Task objective: Leave out the pictures and copy the remaining records exactly.
+ + + +
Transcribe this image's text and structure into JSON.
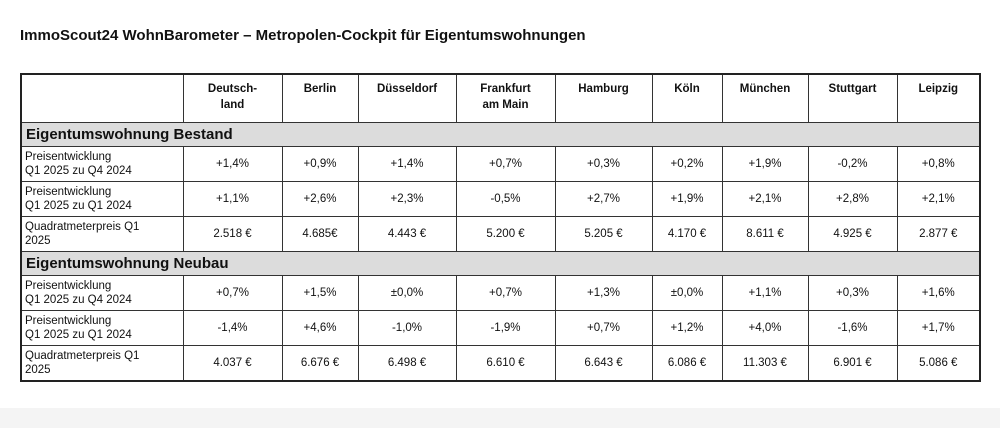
{
  "title": "ImmoScout24 WohnBarometer – Metropolen-Cockpit für Eigentumswohnungen",
  "columns": [
    "",
    "Deutsch-\nland",
    "Berlin",
    "Düsseldorf",
    "Frankfurt\nam Main",
    "Hamburg",
    "Köln",
    "München",
    "Stuttgart",
    "Leipzig"
  ],
  "sections": [
    {
      "title": "Eigentumswohnung Bestand",
      "rows": [
        {
          "label": "Preisentwicklung\nQ1 2025 zu Q4 2024",
          "values": [
            "+1,4%",
            "+0,9%",
            "+1,4%",
            "+0,7%",
            "+0,3%",
            "+0,2%",
            "+1,9%",
            "-0,2%",
            "+0,8%"
          ]
        },
        {
          "label": "Preisentwicklung\nQ1 2025 zu Q1 2024",
          "values": [
            "+1,1%",
            "+2,6%",
            "+2,3%",
            "-0,5%",
            "+2,7%",
            "+1,9%",
            "+2,1%",
            "+2,8%",
            "+2,1%"
          ]
        },
        {
          "label": "Quadratmeterpreis Q1\n2025",
          "values": [
            "2.518 €",
            "4.685€",
            "4.443 €",
            "5.200 €",
            "5.205 €",
            "4.170 €",
            "8.611 €",
            "4.925 €",
            "2.877 €"
          ]
        }
      ]
    },
    {
      "title": "Eigentumswohnung Neubau",
      "rows": [
        {
          "label": "Preisentwicklung\nQ1 2025 zu Q4 2024",
          "values": [
            "+0,7%",
            "+1,5%",
            "±0,0%",
            "+0,7%",
            "+1,3%",
            "±0,0%",
            "+1,1%",
            "+0,3%",
            "+1,6%"
          ]
        },
        {
          "label": "Preisentwicklung\nQ1 2025 zu Q1 2024",
          "values": [
            "-1,4%",
            "+4,6%",
            "-1,0%",
            "-1,9%",
            "+0,7%",
            "+1,2%",
            "+4,0%",
            "-1,6%",
            "+1,7%"
          ]
        },
        {
          "label": "Quadratmeterpreis Q1\n2025",
          "values": [
            "4.037 €",
            "6.676 €",
            "6.498 €",
            "6.610 €",
            "6.643 €",
            "6.086 €",
            "11.303 €",
            "6.901 €",
            "5.086 €"
          ]
        }
      ]
    }
  ]
}
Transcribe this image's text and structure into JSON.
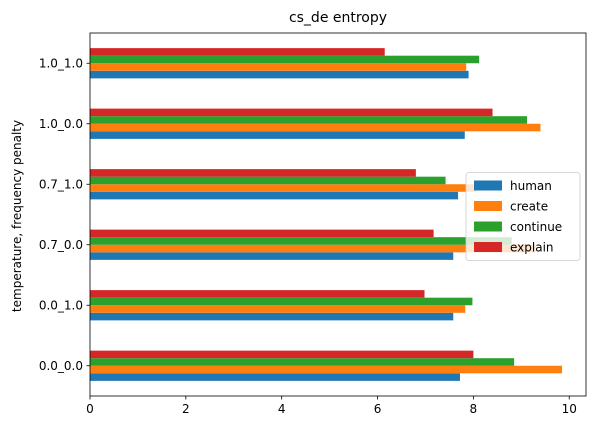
{
  "chart_data": {
    "type": "bar",
    "orientation": "horizontal",
    "title": "cs_de entropy",
    "xlabel": "",
    "ylabel": "temperature, frequency penalty",
    "categories": [
      "0.0_0.0",
      "0.0_1.0",
      "0.7_0.0",
      "0.7_1.0",
      "1.0_0.0",
      "1.0_1.0"
    ],
    "xlim": [
      0,
      10.35
    ],
    "xticks": [
      "0",
      "2",
      "4",
      "6",
      "8",
      "10"
    ],
    "grid": false,
    "legend_position": "center-right",
    "series": [
      {
        "name": "human",
        "color": "#1f77b4",
        "values": [
          7.72,
          7.58,
          7.58,
          7.68,
          7.82,
          7.9
        ]
      },
      {
        "name": "create",
        "color": "#ff7f0e",
        "values": [
          9.85,
          7.83,
          9.3,
          8.05,
          9.4,
          7.85
        ]
      },
      {
        "name": "continue",
        "color": "#2ca02c",
        "values": [
          8.85,
          7.98,
          8.8,
          7.42,
          9.12,
          8.12
        ]
      },
      {
        "name": "explain",
        "color": "#d62728",
        "values": [
          8.0,
          6.98,
          7.17,
          6.8,
          8.4,
          6.15
        ]
      }
    ]
  }
}
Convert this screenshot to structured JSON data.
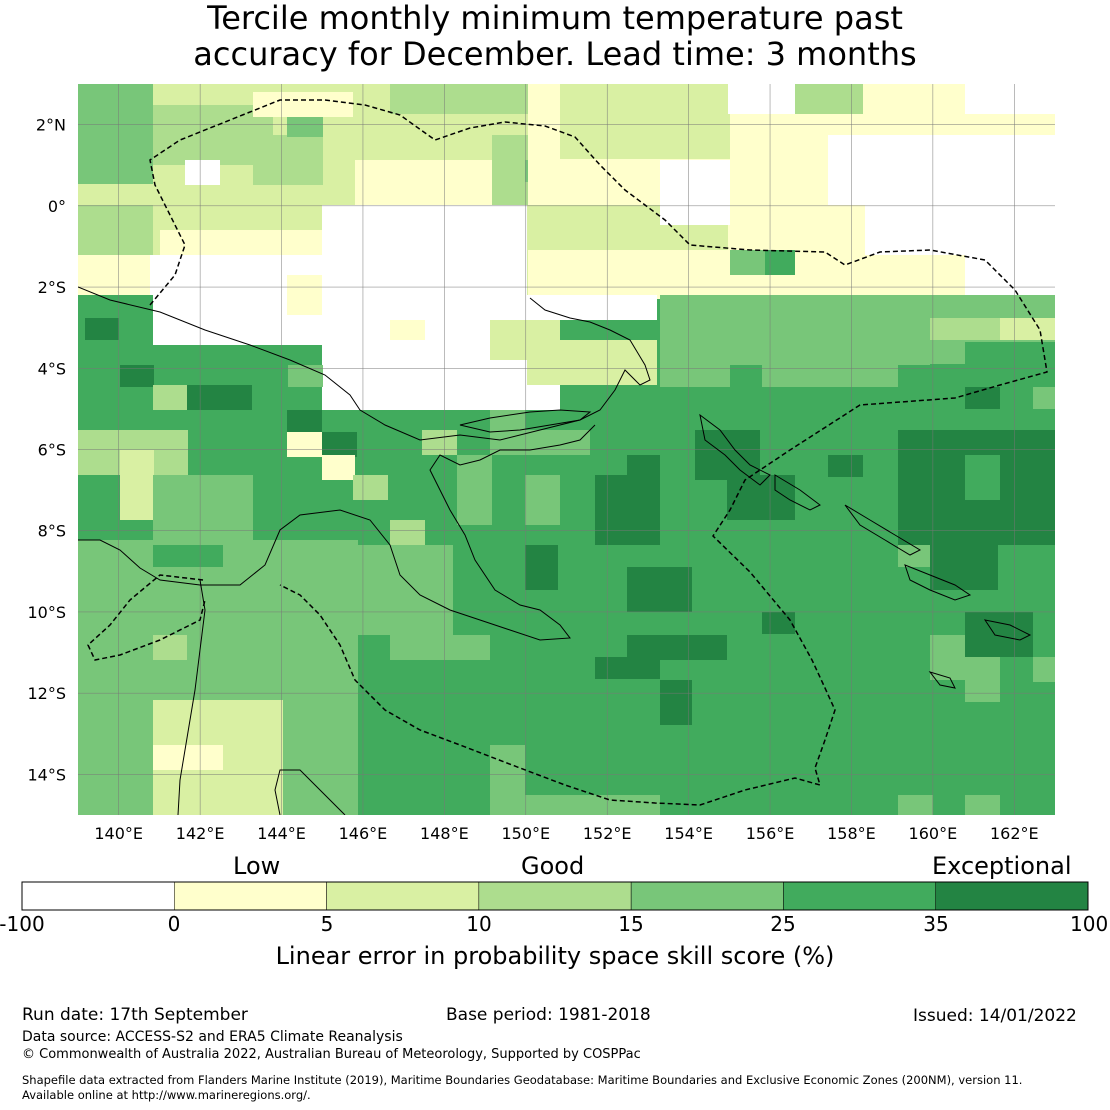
+ + + +
Task result:
Transcribe this image's text and structure into JSON.
{
  "title": "ImmoScout24 WohnBarometer – Metropolen-Cockpit für Eigentumswohnungen",
  "columns": [
    "",
    "Deutsch-\nland",
    "Berlin",
    "Düsseldorf",
    "Frankfurt\nam Main",
    "Hamburg",
    "Köln",
    "München",
    "Stuttgart",
    "Leipzig"
  ],
  "sections": [
    {
      "title": "Eigentumswohnung Bestand",
      "rows": [
        {
          "label": "Preisentwicklung\nQ1 2025 zu Q4 2024",
          "values": [
            "+1,4%",
            "+0,9%",
            "+1,4%",
            "+0,7%",
            "+0,3%",
            "+0,2%",
            "+1,9%",
            "-0,2%",
            "+0,8%"
          ]
        },
        {
          "label": "Preisentwicklung\nQ1 2025 zu Q1 2024",
          "values": [
            "+1,1%",
            "+2,6%",
            "+2,3%",
            "-0,5%",
            "+2,7%",
            "+1,9%",
            "+2,1%",
            "+2,8%",
            "+2,1%"
          ]
        },
        {
          "label": "Quadratmeterpreis Q1\n2025",
          "values": [
            "2.518 €",
            "4.685€",
            "4.443 €",
            "5.200 €",
            "5.205 €",
            "4.170 €",
            "8.611 €",
            "4.925 €",
            "2.877 €"
          ]
        }
      ]
    },
    {
      "title": "Eigentumswohnung Neubau",
      "rows": [
        {
          "label": "Preisentwicklung\nQ1 2025 zu Q4 2024",
          "values": [
            "+0,7%",
            "+1,5%",
            "±0,0%",
            "+0,7%",
            "+1,3%",
            "±0,0%",
            "+1,1%",
            "+0,3%",
            "+1,6%"
          ]
        },
        {
          "label": "Preisentwicklung\nQ1 2025 zu Q1 2024",
          "values": [
            "-1,4%",
            "+4,6%",
            "-1,0%",
            "-1,9%",
            "+0,7%",
            "+1,2%",
            "+4,0%",
            "-1,6%",
            "+1,7%"
          ]
        },
        {
          "label": "Quadratmeterpreis Q1\n2025",
          "values": [
            "4.037 €",
            "6.676 €",
            "6.498 €",
            "6.610 €",
            "6.643 €",
            "6.086 €",
            "11.303 €",
            "6.901 €",
            "5.086 €"
          ]
        }
      ]
    }
  ]
}
Transcribe this image's text and structure into JSON.
{
  "chart_data": {
    "type": "bar",
    "orientation": "horizontal",
    "title": "cs_de entropy",
    "xlabel": "",
    "ylabel": "temperature, frequency penalty",
    "categories": [
      "0.0_0.0",
      "0.0_1.0",
      "0.7_0.0",
      "0.7_1.0",
      "1.0_0.0",
      "1.0_1.0"
    ],
    "xlim": [
      0,
      10.35
    ],
    "xticks": [
      "0",
      "2",
      "4",
      "6",
      "8",
      "10"
    ],
    "grid": false,
    "legend_position": "center-right",
    "series": [
      {
        "name": "human",
        "color": "#1f77b4",
        "values": [
          7.72,
          7.58,
          7.58,
          7.68,
          7.82,
          7.9
        ]
      },
      {
        "name": "create",
        "color": "#ff7f0e",
        "values": [
          9.85,
          7.83,
          9.3,
          8.05,
          9.4,
          7.85
        ]
      },
      {
        "name": "continue",
        "color": "#2ca02c",
        "values": [
          8.85,
          7.98,
          8.8,
          7.42,
          9.12,
          8.12
        ]
      },
      {
        "name": "explain",
        "color": "#d62728",
        "values": [
          8.0,
          6.98,
          7.17,
          6.8,
          8.4,
          6.15
        ]
      }
    ]
  }
}
Convert this screenshot to structured JSON data.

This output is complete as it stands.